— Begin DATA ROWS —

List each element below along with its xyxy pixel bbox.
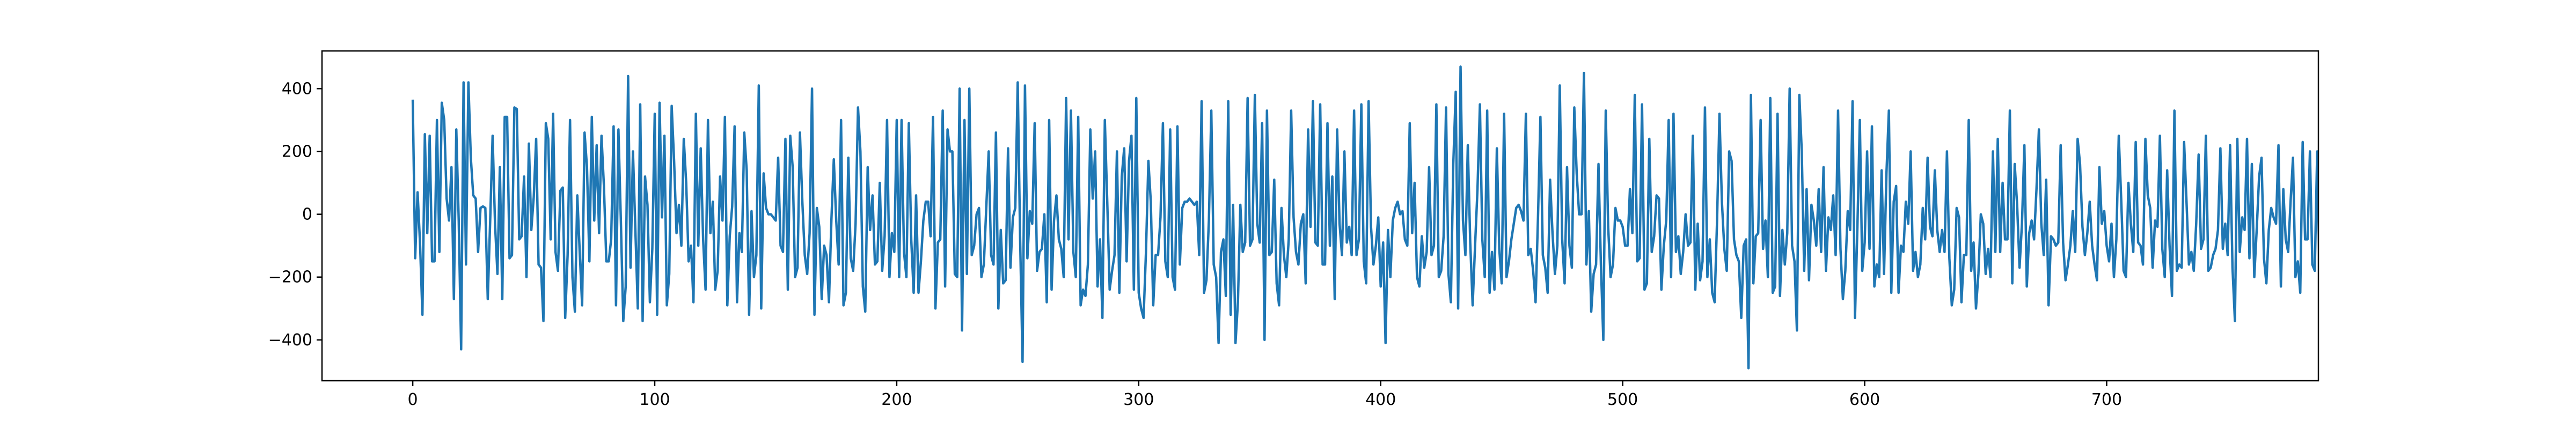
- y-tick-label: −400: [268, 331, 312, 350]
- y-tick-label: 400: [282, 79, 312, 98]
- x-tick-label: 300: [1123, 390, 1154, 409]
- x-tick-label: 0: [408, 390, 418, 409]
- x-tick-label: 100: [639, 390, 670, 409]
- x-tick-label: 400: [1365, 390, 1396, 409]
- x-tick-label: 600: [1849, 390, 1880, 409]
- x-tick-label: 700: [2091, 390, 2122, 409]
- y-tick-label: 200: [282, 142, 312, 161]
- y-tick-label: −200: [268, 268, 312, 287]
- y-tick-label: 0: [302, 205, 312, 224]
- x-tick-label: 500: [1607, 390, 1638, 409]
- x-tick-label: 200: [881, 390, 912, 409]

— End DATA ROWS —
— Begin DATA ROWS —

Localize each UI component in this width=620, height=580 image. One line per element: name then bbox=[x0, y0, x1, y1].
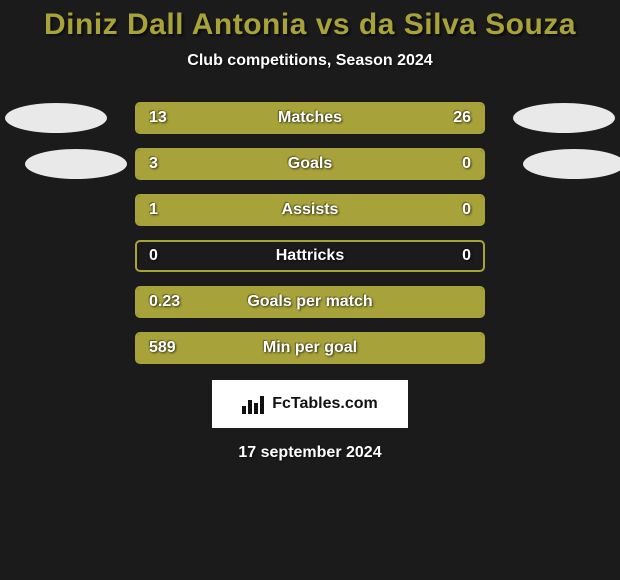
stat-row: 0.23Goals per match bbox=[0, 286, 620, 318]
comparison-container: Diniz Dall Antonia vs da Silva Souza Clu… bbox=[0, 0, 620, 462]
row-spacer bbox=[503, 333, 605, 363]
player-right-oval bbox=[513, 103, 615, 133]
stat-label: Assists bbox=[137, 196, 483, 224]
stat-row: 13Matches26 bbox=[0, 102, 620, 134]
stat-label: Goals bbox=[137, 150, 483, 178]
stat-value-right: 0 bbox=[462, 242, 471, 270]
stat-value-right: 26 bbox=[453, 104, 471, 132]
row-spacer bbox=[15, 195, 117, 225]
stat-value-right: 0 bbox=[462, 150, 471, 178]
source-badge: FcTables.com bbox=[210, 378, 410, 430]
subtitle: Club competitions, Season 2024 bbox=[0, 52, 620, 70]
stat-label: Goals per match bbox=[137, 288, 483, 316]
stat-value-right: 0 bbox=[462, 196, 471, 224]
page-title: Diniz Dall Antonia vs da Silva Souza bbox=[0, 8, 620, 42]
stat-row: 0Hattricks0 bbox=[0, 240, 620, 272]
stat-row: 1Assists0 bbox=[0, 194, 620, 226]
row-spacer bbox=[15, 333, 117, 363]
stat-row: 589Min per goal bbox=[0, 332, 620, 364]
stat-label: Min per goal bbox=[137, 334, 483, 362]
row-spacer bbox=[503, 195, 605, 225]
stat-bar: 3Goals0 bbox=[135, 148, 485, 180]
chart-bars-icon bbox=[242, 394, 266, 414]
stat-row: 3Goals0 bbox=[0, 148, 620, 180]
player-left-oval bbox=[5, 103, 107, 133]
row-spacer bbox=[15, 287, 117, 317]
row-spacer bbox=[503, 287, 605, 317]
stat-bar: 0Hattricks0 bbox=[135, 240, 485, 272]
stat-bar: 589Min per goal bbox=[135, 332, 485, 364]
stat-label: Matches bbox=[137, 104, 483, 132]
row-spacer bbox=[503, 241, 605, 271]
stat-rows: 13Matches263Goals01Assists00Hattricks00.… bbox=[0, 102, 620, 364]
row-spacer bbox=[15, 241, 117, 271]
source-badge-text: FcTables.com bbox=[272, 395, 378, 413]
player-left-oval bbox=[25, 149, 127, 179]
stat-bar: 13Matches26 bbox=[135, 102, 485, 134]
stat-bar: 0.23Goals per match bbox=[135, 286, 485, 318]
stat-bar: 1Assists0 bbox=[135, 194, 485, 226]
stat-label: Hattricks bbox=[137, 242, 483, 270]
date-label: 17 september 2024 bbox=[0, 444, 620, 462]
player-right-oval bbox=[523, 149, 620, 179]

— End DATA ROWS —

● DIRECTION
Copy the lines above verbatim, beginning with the line that contains "- y-tick-label: −400: [268, 331, 312, 350]" and continuing through the line that contains "- x-tick-label: 500: [1607, 390, 1638, 409]", both included.

● ANSWER
- y-tick-label: −400: [268, 331, 312, 350]
- y-tick-label: 400: [282, 79, 312, 98]
- x-tick-label: 300: [1123, 390, 1154, 409]
- x-tick-label: 0: [408, 390, 418, 409]
- x-tick-label: 100: [639, 390, 670, 409]
- x-tick-label: 400: [1365, 390, 1396, 409]
- x-tick-label: 600: [1849, 390, 1880, 409]
- x-tick-label: 700: [2091, 390, 2122, 409]
- y-tick-label: 200: [282, 142, 312, 161]
- y-tick-label: −200: [268, 268, 312, 287]
- y-tick-label: 0: [302, 205, 312, 224]
- x-tick-label: 500: [1607, 390, 1638, 409]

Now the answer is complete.